»»
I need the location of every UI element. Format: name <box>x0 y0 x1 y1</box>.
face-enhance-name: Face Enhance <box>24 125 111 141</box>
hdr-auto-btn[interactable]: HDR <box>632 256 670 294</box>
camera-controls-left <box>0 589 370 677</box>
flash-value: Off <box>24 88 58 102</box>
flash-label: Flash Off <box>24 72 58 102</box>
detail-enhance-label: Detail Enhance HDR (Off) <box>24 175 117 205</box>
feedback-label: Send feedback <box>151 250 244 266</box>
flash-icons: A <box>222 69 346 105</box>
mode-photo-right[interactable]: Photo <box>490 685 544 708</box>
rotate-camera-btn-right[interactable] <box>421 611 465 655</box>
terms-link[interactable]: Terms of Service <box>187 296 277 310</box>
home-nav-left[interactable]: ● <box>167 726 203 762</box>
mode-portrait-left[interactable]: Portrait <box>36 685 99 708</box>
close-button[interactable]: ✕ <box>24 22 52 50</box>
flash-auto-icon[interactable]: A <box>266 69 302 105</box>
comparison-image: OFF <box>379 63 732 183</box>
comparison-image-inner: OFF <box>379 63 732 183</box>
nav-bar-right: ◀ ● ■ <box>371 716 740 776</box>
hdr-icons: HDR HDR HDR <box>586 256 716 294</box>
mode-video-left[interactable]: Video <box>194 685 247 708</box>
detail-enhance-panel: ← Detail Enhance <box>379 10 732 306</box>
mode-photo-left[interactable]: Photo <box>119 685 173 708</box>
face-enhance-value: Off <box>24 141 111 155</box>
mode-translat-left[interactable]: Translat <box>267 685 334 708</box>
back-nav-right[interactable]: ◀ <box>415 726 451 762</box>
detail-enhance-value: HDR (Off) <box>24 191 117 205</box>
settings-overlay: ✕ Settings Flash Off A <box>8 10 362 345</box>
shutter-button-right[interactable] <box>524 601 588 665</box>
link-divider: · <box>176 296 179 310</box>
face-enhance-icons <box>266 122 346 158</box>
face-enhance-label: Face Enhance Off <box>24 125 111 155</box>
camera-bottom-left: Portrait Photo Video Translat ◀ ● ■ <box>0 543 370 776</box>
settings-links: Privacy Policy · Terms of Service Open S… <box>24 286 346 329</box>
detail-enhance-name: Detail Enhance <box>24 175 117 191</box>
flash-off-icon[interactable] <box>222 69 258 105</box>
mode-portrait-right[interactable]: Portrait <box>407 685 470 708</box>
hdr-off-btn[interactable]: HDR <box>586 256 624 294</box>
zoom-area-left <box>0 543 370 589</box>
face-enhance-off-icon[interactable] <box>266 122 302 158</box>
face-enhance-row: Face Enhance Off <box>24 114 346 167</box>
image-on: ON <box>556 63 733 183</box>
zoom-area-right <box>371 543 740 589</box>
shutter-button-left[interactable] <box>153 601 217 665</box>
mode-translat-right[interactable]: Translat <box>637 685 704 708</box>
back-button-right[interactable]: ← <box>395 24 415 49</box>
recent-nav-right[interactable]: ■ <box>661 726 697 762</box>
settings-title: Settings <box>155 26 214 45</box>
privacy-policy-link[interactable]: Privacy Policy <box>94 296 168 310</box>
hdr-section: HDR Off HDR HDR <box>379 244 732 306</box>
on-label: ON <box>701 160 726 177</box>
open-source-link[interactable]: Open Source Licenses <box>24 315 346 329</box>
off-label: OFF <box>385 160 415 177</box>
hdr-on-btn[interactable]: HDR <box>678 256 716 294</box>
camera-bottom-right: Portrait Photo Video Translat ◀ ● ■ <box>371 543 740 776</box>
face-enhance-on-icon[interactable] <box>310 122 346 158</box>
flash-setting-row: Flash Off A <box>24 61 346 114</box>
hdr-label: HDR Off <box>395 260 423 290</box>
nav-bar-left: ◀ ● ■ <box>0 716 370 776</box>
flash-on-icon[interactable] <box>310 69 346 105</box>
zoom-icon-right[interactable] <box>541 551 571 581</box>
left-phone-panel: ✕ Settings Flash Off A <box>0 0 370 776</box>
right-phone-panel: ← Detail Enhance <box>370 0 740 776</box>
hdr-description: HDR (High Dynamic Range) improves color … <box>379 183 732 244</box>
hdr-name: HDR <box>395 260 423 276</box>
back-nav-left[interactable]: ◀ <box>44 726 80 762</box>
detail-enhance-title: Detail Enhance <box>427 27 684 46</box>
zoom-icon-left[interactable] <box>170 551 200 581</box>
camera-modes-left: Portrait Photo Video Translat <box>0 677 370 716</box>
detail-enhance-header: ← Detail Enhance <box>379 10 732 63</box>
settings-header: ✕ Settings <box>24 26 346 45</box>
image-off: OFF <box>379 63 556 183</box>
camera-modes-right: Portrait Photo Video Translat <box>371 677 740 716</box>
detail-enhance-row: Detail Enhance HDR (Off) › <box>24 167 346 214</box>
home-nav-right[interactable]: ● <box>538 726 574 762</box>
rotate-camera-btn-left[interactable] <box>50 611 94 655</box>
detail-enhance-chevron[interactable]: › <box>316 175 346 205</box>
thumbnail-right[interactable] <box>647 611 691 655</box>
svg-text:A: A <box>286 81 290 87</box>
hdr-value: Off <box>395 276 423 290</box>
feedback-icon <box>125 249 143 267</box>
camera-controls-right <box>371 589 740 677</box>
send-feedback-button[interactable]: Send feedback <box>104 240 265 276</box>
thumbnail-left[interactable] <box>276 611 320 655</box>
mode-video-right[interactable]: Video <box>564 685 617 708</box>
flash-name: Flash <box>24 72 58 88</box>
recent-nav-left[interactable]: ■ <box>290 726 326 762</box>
««
**What needs to be done**. Please count how many lines in the data above contain the string "recent", and reply with the number alone.

**Output for this task**. 2